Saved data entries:
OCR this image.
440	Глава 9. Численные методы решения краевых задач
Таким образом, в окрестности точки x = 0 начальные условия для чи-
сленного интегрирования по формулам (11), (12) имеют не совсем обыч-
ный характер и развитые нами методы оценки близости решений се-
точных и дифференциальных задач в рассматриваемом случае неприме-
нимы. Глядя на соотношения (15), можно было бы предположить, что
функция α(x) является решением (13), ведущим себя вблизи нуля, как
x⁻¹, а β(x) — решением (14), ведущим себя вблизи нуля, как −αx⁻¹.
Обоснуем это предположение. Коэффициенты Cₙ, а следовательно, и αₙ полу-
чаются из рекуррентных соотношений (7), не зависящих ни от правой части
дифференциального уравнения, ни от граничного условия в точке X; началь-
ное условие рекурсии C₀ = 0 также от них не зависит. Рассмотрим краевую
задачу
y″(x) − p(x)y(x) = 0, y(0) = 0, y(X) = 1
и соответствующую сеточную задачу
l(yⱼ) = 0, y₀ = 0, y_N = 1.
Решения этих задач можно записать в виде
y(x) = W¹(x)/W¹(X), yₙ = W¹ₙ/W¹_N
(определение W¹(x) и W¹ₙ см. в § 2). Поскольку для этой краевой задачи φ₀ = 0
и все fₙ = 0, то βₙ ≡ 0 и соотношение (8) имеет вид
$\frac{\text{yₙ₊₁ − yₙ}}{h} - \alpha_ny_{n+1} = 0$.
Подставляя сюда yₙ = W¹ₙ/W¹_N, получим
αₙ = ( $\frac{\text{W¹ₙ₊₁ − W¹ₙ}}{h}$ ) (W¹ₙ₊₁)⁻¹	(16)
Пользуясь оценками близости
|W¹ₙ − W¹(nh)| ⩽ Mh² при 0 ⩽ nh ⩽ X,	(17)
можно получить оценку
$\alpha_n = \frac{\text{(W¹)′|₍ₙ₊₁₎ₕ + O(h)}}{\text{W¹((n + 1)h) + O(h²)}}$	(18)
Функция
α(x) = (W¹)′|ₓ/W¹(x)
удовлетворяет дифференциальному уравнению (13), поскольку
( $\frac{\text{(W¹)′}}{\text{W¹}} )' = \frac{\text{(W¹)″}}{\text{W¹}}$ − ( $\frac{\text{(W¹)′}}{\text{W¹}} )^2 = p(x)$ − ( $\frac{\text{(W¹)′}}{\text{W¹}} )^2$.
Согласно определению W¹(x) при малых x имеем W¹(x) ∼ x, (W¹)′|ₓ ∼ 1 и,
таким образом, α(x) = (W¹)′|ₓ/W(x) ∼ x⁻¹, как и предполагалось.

# Description of the task
Extract every line containing the string "можно" from the material.

# Worked answer
нимы. Глядя на соотношения (15), можно было бы предположить, что
Решения этих задач можно записать в виде
можно получить оценку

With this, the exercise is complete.